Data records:
:::::

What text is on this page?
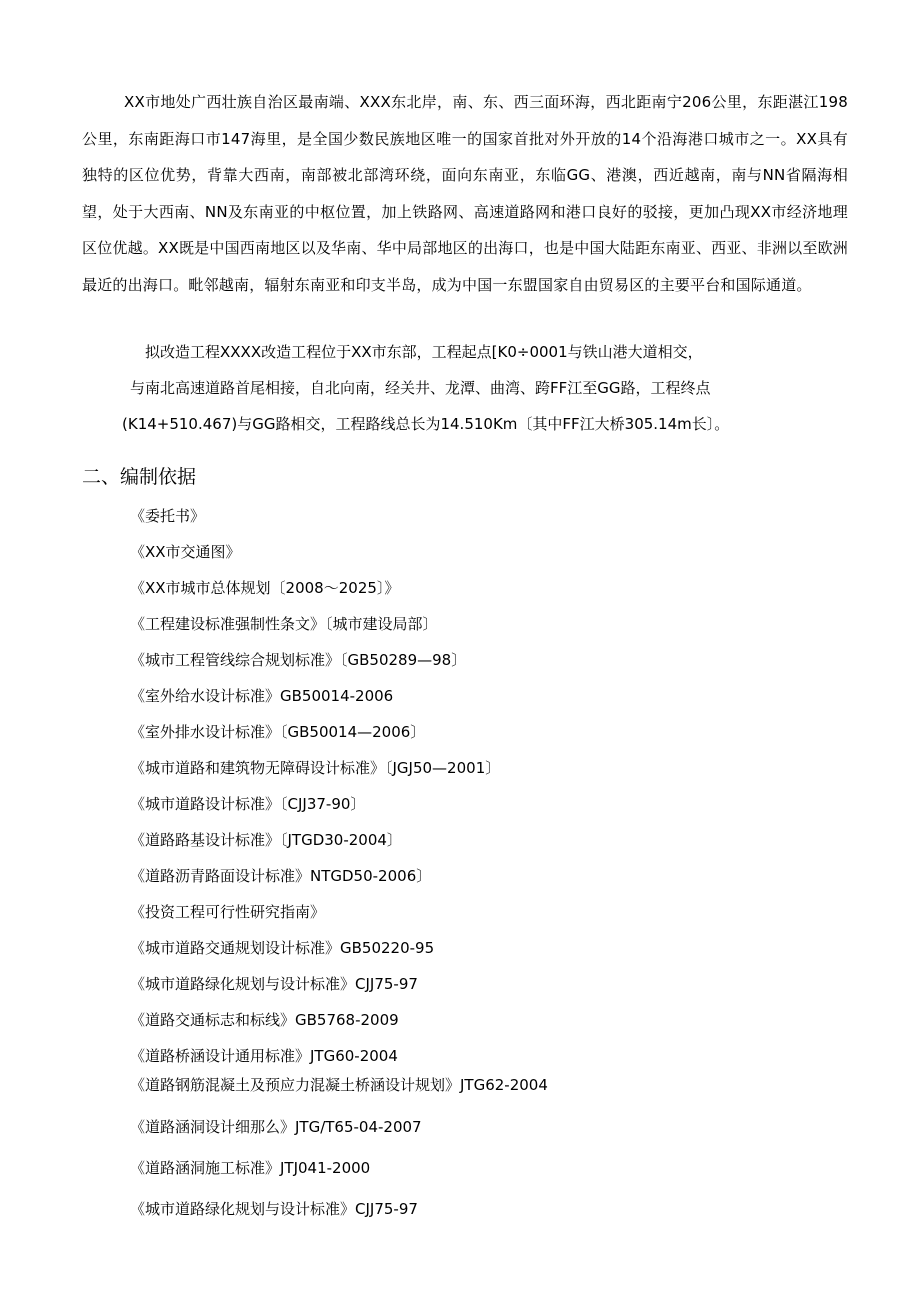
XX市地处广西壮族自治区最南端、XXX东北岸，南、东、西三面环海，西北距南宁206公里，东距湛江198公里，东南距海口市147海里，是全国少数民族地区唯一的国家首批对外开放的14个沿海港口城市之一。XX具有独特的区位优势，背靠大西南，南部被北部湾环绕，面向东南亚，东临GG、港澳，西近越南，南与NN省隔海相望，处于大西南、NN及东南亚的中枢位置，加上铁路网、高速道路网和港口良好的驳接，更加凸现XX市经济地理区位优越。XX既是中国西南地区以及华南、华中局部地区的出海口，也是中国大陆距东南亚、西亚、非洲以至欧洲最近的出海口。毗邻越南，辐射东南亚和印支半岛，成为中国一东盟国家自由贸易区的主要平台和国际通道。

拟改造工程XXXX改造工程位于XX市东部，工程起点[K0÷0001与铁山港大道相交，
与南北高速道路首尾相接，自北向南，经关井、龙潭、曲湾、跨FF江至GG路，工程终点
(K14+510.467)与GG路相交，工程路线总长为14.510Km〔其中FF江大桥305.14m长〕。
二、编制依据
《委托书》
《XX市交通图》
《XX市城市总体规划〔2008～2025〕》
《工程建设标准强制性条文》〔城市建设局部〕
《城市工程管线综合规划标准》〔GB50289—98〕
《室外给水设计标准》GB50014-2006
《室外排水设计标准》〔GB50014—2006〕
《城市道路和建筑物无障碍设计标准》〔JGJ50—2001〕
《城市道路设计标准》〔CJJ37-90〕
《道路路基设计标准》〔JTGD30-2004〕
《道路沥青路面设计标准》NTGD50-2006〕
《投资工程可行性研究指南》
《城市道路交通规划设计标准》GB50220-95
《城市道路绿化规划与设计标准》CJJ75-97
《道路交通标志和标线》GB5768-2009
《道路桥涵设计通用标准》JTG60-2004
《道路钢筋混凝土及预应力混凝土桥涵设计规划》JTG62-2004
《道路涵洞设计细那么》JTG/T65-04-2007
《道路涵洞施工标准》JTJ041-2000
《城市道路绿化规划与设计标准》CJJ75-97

:::::

» **What needs to be done**: Would you return the data exactly as written, without the pictures?

» **Finished answer**:
What text is on this page?
XX市地处广西壮族自治区最南端、XXX东北岸，南、东、西三面环海，西北距南宁206公里，东距湛江198公里，东南距海口市147海里，是全国少数民族地区唯一的国家首批对外开放的14个沿海港口城市之一。XX具有独特的区位优势，背靠大西南，南部被北部湾环绕，面向东南亚，东临GG、港澳，西近越南，南与NN省隔海相望，处于大西南、NN及东南亚的中枢位置，加上铁路网、高速道路网和港口良好的驳接，更加凸现XX市经济地理区位优越。XX既是中国西南地区以及华南、华中局部地区的出海口，也是中国大陆距东南亚、西亚、非洲以至欧洲最近的出海口。毗邻越南，辐射东南亚和印支半岛，成为中国一东盟国家自由贸易区的主要平台和国际通道。

拟改造工程XXXX改造工程位于XX市东部，工程起点[K0÷0001与铁山港大道相交，
与南北高速道路首尾相接，自北向南，经关井、龙潭、曲湾、跨FF江至GG路，工程终点
(K14+510.467)与GG路相交，工程路线总长为14.510Km〔其中FF江大桥305.14m长〕。
二、编制依据
《委托书》
《XX市交通图》
《XX市城市总体规划〔2008～2025〕》
《工程建设标准强制性条文》〔城市建设局部〕
《城市工程管线综合规划标准》〔GB50289—98〕
《室外给水设计标准》GB50014-2006
《室外排水设计标准》〔GB50014—2006〕
《城市道路和建筑物无障碍设计标准》〔JGJ50—2001〕
《城市道路设计标准》〔CJJ37-90〕
《道路路基设计标准》〔JTGD30-2004〕
《道路沥青路面设计标准》NTGD50-2006〕
《投资工程可行性研究指南》
《城市道路交通规划设计标准》GB50220-95
《城市道路绿化规划与设计标准》CJJ75-97
《道路交通标志和标线》GB5768-2009
《道路桥涵设计通用标准》JTG60-2004
《道路钢筋混凝土及预应力混凝土桥涵设计规划》JTG62-2004
《道路涵洞设计细那么》JTG/T65-04-2007
《道路涵洞施工标准》JTJ041-2000
《城市道路绿化规划与设计标准》CJJ75-97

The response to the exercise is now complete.